• _The request_:
Print the records again, character for character.

• _Recorded data_:
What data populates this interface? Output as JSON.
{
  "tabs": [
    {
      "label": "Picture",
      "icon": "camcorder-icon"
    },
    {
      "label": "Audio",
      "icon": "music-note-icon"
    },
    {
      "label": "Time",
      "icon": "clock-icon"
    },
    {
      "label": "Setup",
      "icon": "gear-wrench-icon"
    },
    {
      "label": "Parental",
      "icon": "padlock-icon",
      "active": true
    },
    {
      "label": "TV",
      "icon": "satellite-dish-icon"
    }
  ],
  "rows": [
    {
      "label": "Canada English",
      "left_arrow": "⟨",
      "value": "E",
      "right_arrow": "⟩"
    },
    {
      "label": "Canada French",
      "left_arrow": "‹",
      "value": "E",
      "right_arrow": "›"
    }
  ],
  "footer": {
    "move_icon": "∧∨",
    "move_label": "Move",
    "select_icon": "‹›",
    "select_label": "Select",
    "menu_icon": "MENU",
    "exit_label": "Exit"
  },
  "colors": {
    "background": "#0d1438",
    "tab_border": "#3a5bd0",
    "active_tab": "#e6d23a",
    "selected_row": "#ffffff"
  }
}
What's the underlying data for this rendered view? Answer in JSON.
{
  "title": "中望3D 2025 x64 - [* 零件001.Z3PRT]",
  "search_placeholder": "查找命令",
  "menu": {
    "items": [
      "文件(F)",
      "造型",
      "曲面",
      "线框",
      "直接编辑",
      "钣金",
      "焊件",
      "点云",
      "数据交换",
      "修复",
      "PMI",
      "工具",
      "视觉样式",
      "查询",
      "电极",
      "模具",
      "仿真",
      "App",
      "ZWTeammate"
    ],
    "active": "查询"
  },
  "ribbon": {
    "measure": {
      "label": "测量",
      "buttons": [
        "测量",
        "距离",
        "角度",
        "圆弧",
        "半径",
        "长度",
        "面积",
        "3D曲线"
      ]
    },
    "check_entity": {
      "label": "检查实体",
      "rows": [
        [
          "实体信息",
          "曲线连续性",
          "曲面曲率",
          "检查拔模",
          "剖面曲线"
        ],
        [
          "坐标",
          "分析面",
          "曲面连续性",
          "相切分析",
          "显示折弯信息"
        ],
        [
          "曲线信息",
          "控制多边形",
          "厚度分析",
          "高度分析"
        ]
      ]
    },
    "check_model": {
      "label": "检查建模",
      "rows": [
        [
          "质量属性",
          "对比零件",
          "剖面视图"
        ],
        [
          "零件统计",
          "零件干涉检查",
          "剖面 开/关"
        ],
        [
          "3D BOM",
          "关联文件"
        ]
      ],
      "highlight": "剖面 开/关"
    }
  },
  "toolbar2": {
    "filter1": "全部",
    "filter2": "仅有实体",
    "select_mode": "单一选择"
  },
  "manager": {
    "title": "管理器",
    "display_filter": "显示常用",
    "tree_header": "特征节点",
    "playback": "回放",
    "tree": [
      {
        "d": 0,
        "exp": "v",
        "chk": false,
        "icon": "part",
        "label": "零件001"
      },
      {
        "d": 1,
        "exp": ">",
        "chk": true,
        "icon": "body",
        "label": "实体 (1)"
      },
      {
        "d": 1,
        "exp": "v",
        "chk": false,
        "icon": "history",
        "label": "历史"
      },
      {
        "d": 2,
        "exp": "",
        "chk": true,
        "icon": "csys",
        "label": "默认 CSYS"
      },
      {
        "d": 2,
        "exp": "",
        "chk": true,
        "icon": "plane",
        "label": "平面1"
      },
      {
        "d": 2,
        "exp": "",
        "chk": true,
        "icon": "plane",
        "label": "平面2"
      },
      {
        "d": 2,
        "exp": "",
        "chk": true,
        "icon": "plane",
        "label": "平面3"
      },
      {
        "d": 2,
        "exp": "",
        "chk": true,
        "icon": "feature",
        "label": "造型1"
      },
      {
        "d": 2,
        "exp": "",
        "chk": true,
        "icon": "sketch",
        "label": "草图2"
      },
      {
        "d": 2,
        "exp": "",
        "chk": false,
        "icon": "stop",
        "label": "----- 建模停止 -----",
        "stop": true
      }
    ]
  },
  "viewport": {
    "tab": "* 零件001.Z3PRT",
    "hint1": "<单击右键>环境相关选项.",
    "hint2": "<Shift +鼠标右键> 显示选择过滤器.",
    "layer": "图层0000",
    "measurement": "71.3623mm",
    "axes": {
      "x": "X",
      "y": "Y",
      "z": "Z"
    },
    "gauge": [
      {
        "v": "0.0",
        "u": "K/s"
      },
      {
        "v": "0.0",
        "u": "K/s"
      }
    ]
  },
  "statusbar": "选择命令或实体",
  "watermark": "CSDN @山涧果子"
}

• _Worked answer_:
What data populates this interface? Output as JSON.
{
  "tabs": [
    {
      "label": "Picture",
      "icon": "camcorder-icon"
    },
    {
      "label": "Audio",
      "icon": "music-note-icon"
    },
    {
      "label": "Time",
      "icon": "clock-icon"
    },
    {
      "label": "Setup",
      "icon": "gear-wrench-icon"
    },
    {
      "label": "Parental",
      "icon": "padlock-icon",
      "active": true
    },
    {
      "label": "TV",
      "icon": "satellite-dish-icon"
    }
  ],
  "rows": [
    {
      "label": "Canada English",
      "left_arrow": "⟨",
      "value": "E",
      "right_arrow": "⟩"
    },
    {
      "label": "Canada French",
      "left_arrow": "‹",
      "value": "E",
      "right_arrow": "›"
    }
  ],
  "footer": {
    "move_icon": "∧∨",
    "move_label": "Move",
    "select_icon": "‹›",
    "select_label": "Select",
    "menu_icon": "MENU",
    "exit_label": "Exit"
  },
  "colors": {
    "background": "#0d1438",
    "tab_border": "#3a5bd0",
    "active_tab": "#e6d23a",
    "selected_row": "#ffffff"
  }
}
What's the underlying data for this rendered view? Answer in JSON.
{
  "title": "中望3D 2025 x64 - [* 零件001.Z3PRT]",
  "search_placeholder": "查找命令",
  "menu": {
    "items": [
      "文件(F)",
      "造型",
      "曲面",
      "线框",
      "直接编辑",
      "钣金",
      "焊件",
      "点云",
      "数据交换",
      "修复",
      "PMI",
      "工具",
      "视觉样式",
      "查询",
      "电极",
      "模具",
      "仿真",
      "App",
      "ZWTeammate"
    ],
    "active": "查询"
  },
  "ribbon": {
    "measure": {
      "label": "测量",
      "buttons": [
        "测量",
        "距离",
        "角度",
        "圆弧",
        "半径",
        "长度",
        "面积",
        "3D曲线"
      ]
    },
    "check_entity": {
      "label": "检查实体",
      "rows": [
        [
          "实体信息",
          "曲线连续性",
          "曲面曲率",
          "检查拔模",
          "剖面曲线"
        ],
        [
          "坐标",
          "分析面",
          "曲面连续性",
          "相切分析",
          "显示折弯信息"
        ],
        [
          "曲线信息",
          "控制多边形",
          "厚度分析",
          "高度分析"
        ]
      ]
    },
    "check_model": {
      "label": "检查建模",
      "rows": [
        [
          "质量属性",
          "对比零件",
          "剖面视图"
        ],
        [
          "零件统计",
          "零件干涉检查",
          "剖面 开/关"
        ],
        [
          "3D BOM",
          "关联文件"
        ]
      ],
      "highlight": "剖面 开/关"
    }
  },
  "toolbar2": {
    "filter1": "全部",
    "filter2": "仅有实体",
    "select_mode": "单一选择"
  },
  "manager": {
    "title": "管理器",
    "display_filter": "显示常用",
    "tree_header": "特征节点",
    "playback": "回放",
    "tree": [
      {
        "d": 0,
        "exp": "v",
        "chk": false,
        "icon": "part",
        "label": "零件001"
      },
      {
        "d": 1,
        "exp": ">",
        "chk": true,
        "icon": "body",
        "label": "实体 (1)"
      },
      {
        "d": 1,
        "exp": "v",
        "chk": false,
        "icon": "history",
        "label": "历史"
      },
      {
        "d": 2,
        "exp": "",
        "chk": true,
        "icon": "csys",
        "label": "默认 CSYS"
      },
      {
        "d": 2,
        "exp": "",
        "chk": true,
        "icon": "plane",
        "label": "平面1"
      },
      {
        "d": 2,
        "exp": "",
        "chk": true,
        "icon": "plane",
        "label": "平面2"
      },
      {
        "d": 2,
        "exp": "",
        "chk": true,
        "icon": "plane",
        "label": "平面3"
      },
      {
        "d": 2,
        "exp": "",
        "chk": true,
        "icon": "feature",
        "label": "造型1"
      },
      {
        "d": 2,
        "exp": "",
        "chk": true,
        "icon": "sketch",
        "label": "草图2"
      },
      {
        "d": 2,
        "exp": "",
        "chk": false,
        "icon": "stop",
        "label": "----- 建模停止 -----",
        "stop": true
      }
    ]
  },
  "viewport": {
    "tab": "* 零件001.Z3PRT",
    "hint1": "<单击右键>环境相关选项.",
    "hint2": "<Shift +鼠标右键> 显示选择过滤器.",
    "layer": "图层0000",
    "measurement": "71.3623mm",
    "axes": {
      "x": "X",
      "y": "Y",
      "z": "Z"
    },
    "gauge": [
      {
        "v": "0.0",
        "u": "K/s"
      },
      {
        "v": "0.0",
        "u": "K/s"
      }
    ]
  },
  "statusbar": "选择命令或实体",
  "watermark": "CSDN @山涧果子"
}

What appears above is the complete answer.